[Begin]
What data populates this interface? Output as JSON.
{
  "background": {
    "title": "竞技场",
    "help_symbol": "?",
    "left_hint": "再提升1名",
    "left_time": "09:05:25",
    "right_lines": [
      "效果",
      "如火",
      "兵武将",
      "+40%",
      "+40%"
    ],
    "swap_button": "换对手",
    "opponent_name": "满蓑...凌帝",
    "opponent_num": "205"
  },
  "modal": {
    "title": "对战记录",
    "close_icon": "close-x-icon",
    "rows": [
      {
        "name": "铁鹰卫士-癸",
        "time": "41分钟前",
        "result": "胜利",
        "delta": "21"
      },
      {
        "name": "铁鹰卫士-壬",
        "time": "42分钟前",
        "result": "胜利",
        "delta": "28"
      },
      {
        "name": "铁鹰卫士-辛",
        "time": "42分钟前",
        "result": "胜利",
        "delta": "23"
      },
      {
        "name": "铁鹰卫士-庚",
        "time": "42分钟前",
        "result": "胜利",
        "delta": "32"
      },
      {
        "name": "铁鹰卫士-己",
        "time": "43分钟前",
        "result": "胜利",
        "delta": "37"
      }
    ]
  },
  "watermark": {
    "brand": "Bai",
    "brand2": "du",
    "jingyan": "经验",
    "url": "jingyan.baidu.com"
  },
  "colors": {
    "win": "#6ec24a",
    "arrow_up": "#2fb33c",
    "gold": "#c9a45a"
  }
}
[End]
→ Problem requirements
Without leaving anything out, give the entries again exactly.

→ The response
What data populates this interface? Output as JSON.
{
  "background": {
    "title": "竞技场",
    "help_symbol": "?",
    "left_hint": "再提升1名",
    "left_time": "09:05:25",
    "right_lines": [
      "效果",
      "如火",
      "兵武将",
      "+40%",
      "+40%"
    ],
    "swap_button": "换对手",
    "opponent_name": "满蓑...凌帝",
    "opponent_num": "205"
  },
  "modal": {
    "title": "对战记录",
    "close_icon": "close-x-icon",
    "rows": [
      {
        "name": "铁鹰卫士-癸",
        "time": "41分钟前",
        "result": "胜利",
        "delta": "21"
      },
      {
        "name": "铁鹰卫士-壬",
        "time": "42分钟前",
        "result": "胜利",
        "delta": "28"
      },
      {
        "name": "铁鹰卫士-辛",
        "time": "42分钟前",
        "result": "胜利",
        "delta": "23"
      },
      {
        "name": "铁鹰卫士-庚",
        "time": "42分钟前",
        "result": "胜利",
        "delta": "32"
      },
      {
        "name": "铁鹰卫士-己",
        "time": "43分钟前",
        "result": "胜利",
        "delta": "37"
      }
    ]
  },
  "watermark": {
    "brand": "Bai",
    "brand2": "du",
    "jingyan": "经验",
    "url": "jingyan.baidu.com"
  },
  "colors": {
    "win": "#6ec24a",
    "arrow_up": "#2fb33c",
    "gold": "#c9a45a"
  }
}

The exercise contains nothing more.